> _Brano scelto_
= = =

L’orditura di copertura del fienile presentava un sistema principale di 3 capriate (di circa 7 metri di luce) in corrispondenza delle pilastrate libere centrali. Una sequenza di travi secondarie costituiva l’orditura di appoggio del tavolato ligneo e del soprastante manto di copertura in coppi. Una parte delle aperture perimetrali era stata col tempo tamponata; i 4 fornici verso la corte erano infatti celati da dozzinali blocchi di cemento vibrocompresso.

Svuotamento del volume interno, rimozione dell’impalcato intermedio della navata baricentrica e ritrovo dell’invaso spaziale originario.

Il progetto di recupero

Il progetto ha riguardato il consolidamento e miglioramento sismico integrale dell’edificio, con interventi minimi e misurati sull’involucro esterno, quali la ricucitura del quadro fessurativo indotto dagli eventi sismici, il restauro di tutti i paramenti murari in mattoni, con ricostruzione, laddove necessario, di porzioni murarie con tessitura analoga a quelle esistenti.

Sul lato verso la corte è stata operata la sostituzione dei precedenti tamponamenti in blocchi cementizi con diaframmi in mattoni faccia a vista (“gelosie”), leggermente arretrati rispetto al piano esterno dei contrafforti esistenti in modo da conservarne l’identità morfologica.

= = =

[Annotazioni spaziali registrate]
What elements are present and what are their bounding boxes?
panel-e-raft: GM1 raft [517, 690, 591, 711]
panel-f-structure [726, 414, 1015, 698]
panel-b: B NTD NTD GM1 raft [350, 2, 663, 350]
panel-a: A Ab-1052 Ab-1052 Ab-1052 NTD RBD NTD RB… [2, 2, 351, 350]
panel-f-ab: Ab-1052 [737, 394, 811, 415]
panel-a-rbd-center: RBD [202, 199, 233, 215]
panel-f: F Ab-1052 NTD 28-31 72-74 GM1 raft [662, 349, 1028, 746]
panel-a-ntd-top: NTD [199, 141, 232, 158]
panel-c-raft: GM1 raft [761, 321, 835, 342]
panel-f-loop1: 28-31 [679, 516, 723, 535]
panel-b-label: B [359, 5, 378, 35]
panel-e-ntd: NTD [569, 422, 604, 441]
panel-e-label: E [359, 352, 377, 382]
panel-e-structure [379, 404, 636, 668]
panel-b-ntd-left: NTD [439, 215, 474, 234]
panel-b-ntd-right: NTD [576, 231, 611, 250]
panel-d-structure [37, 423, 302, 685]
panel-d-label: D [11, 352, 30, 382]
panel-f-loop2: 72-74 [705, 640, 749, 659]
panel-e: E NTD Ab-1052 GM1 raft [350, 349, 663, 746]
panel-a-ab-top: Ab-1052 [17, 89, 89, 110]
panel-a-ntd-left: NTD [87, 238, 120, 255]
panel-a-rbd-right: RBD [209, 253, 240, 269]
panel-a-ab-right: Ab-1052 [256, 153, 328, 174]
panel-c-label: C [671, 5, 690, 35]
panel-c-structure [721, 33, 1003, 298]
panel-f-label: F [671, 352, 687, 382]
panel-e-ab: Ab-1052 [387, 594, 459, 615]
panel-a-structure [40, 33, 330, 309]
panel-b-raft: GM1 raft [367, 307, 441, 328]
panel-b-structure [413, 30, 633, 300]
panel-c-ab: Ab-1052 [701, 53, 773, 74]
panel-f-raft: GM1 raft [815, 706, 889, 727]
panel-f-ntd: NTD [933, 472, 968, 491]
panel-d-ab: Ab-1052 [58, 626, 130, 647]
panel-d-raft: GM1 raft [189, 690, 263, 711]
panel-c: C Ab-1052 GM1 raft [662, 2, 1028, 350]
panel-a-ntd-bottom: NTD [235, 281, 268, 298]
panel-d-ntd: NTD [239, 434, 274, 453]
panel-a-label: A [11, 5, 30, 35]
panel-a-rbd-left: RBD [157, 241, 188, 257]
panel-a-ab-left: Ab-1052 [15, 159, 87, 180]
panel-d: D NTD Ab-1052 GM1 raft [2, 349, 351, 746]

= = =

> _Consegna e requisiti_
Per favore, riscrivi il brano sul fienile dalle parole "L’orditura di copertura" fino alle parole "di cemento vibrocompresso." incluse, scambiando "coppi" con "tegole".

> _Soluzione_
L’orditura di copertura del fienile presentava un sistema principale di 3 capriate (di circa 7 metri di luce) in corrispondenza delle pilastrate libere centrali. Una sequenza di travi secondarie costituiva l’orditura di appoggio del tavolato ligneo e del soprastante manto di copertura in tegole. Una parte delle aperture perimetrali era stata col tempo tamponata; i 4 fornici verso la corte erano infatti celati da dozzinali blocchi di cemento vibrocompresso.